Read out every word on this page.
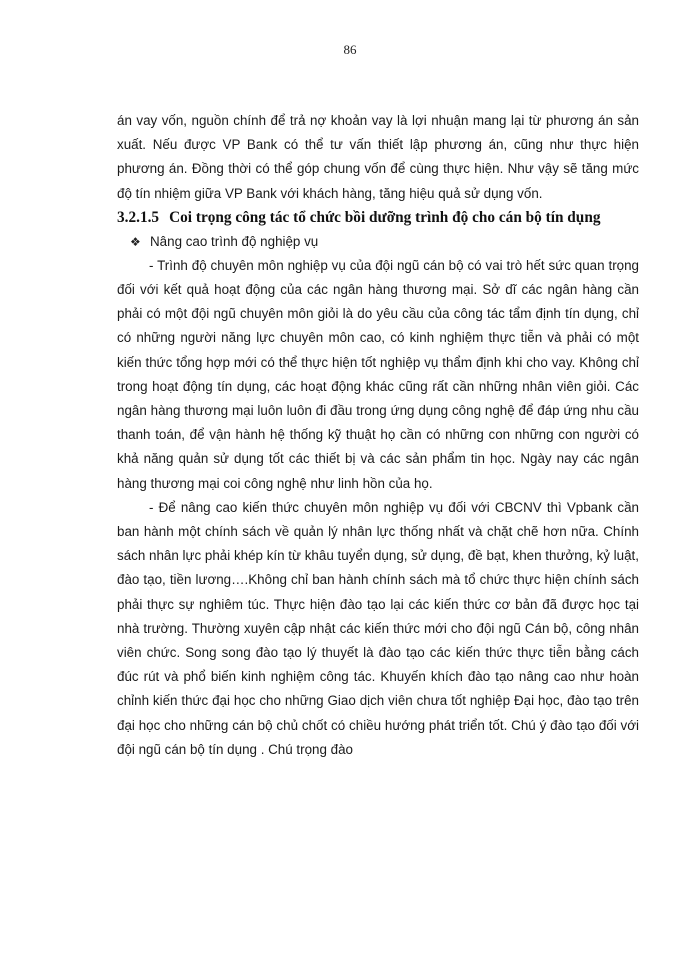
86

án vay vốn, nguồn chính để trả nợ khoản vay là lợi nhuận mang lại từ phương án sản xuất. Nếu được VP Bank có thể tư vấn thiết lập phương án, cũng như thực hiện phương án. Đồng thời có thể góp chung vốn để cùng thực hiện. Như vậy sẽ tăng mức độ tín nhiệm giữa VP Bank với khách hàng, tăng hiệu quả sử dụng vốn.

3.2.1.5 Coi trọng công tác tổ chức bồi dưỡng trình độ cho cán bộ tín dụng
❖ Nâng cao trình độ nghiệp vụ

- Trình độ chuyên môn nghiệp vụ của đội ngũ cán bộ có vai trò hết sức quan trọng đối với kết quả hoạt động của các ngân hàng thương mại. Sở dĩ các ngân hàng cần phải có một đội ngũ chuyên môn giỏi là do yêu cầu của công tác tẩm định tín dụng, chỉ có những người năng lực chuyên môn cao, có kinh nghiệm thực tiễn và phải có một kiến thức tổng hợp mới có thể thực hiện tốt nghiệp vụ thẩm định khi cho vay. Không chỉ trong hoạt động tín dụng, các hoạt động khác cũng rất cần những nhân viên giỏi. Các ngân hàng thương mại luôn luôn đi đầu trong ứng dụng công nghệ để đáp ứng nhu cầu thanh toán, để vận hành hệ thống kỹ thuật họ cần có những con những con người có khả năng quản sử dụng tốt các thiết bị và các sản phẩm tin học. Ngày nay các ngân hàng thương mại coi công nghệ như linh hồn của họ.

- Để nâng cao kiến thức chuyên môn nghiệp vụ đối với CBCNV thì Vpbank cần ban hành một chính sách về quản lý nhân lực thống nhất và chặt chẽ hơn nữa. Chính sách nhân lực phải khép kín từ khâu tuyển dụng, sử dụng, đề bạt, khen thưởng, kỷ luật, đào tạo, tiền lương….Không chỉ ban hành chính sách mà tổ chức thực hiện chính sách phải thực sự nghiêm túc. Thực hiện đào tạo lại các kiến thức cơ bản đã được học tại nhà trường. Thường xuyên cập nhật các kiến thức mới cho đội ngũ Cán bộ, công nhân viên chức. Song song đào tạo lý thuyết là đào tạo các kiến thức thực tiễn bằng cách đúc rút và phổ biến kinh nghiệm công tác. Khuyến khích đào tạo nâng cao như hoàn chỉnh kiến thức đại học cho những Giao dịch viên chưa tốt nghiệp Đại học, đào tạo trên đại học cho những cán bộ chủ chốt có chiều hướng phát triển tốt. Chú ý đào tạo đối với đội ngũ cán bộ tín dụng . Chú trọng đào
* * * * * * *
Would you mind returning each entry above word for word, skipping the images?

Task output:
Read out every word on this page.
86

án vay vốn, nguồn chính để trả nợ khoản vay là lợi nhuận mang lại từ phương án sản xuất. Nếu được VP Bank có thể tư vấn thiết lập phương án, cũng như thực hiện phương án. Đồng thời có thể góp chung vốn để cùng thực hiện. Như vậy sẽ tăng mức độ tín nhiệm giữa VP Bank với khách hàng, tăng hiệu quả sử dụng vốn.

3.2.1.5 Coi trọng công tác tổ chức bồi dưỡng trình độ cho cán bộ tín dụng
❖ Nâng cao trình độ nghiệp vụ

- Trình độ chuyên môn nghiệp vụ của đội ngũ cán bộ có vai trò hết sức quan trọng đối với kết quả hoạt động của các ngân hàng thương mại. Sở dĩ các ngân hàng cần phải có một đội ngũ chuyên môn giỏi là do yêu cầu của công tác tẩm định tín dụng, chỉ có những người năng lực chuyên môn cao, có kinh nghiệm thực tiễn và phải có một kiến thức tổng hợp mới có thể thực hiện tốt nghiệp vụ thẩm định khi cho vay. Không chỉ trong hoạt động tín dụng, các hoạt động khác cũng rất cần những nhân viên giỏi. Các ngân hàng thương mại luôn luôn đi đầu trong ứng dụng công nghệ để đáp ứng nhu cầu thanh toán, để vận hành hệ thống kỹ thuật họ cần có những con những con người có khả năng quản sử dụng tốt các thiết bị và các sản phẩm tin học. Ngày nay các ngân hàng thương mại coi công nghệ như linh hồn của họ.

- Để nâng cao kiến thức chuyên môn nghiệp vụ đối với CBCNV thì Vpbank cần ban hành một chính sách về quản lý nhân lực thống nhất và chặt chẽ hơn nữa. Chính sách nhân lực phải khép kín từ khâu tuyển dụng, sử dụng, đề bạt, khen thưởng, kỷ luật, đào tạo, tiền lương….Không chỉ ban hành chính sách mà tổ chức thực hiện chính sách phải thực sự nghiêm túc. Thực hiện đào tạo lại các kiến thức cơ bản đã được học tại nhà trường. Thường xuyên cập nhật các kiến thức mới cho đội ngũ Cán bộ, công nhân viên chức. Song song đào tạo lý thuyết là đào tạo các kiến thức thực tiễn bằng cách đúc rút và phổ biến kinh nghiệm công tác. Khuyến khích đào tạo nâng cao như hoàn chỉnh kiến thức đại học cho những Giao dịch viên chưa tốt nghiệp Đại học, đào tạo trên đại học cho những cán bộ chủ chốt có chiều hướng phát triển tốt. Chú ý đào tạo đối với đội ngũ cán bộ tín dụng . Chú trọng đào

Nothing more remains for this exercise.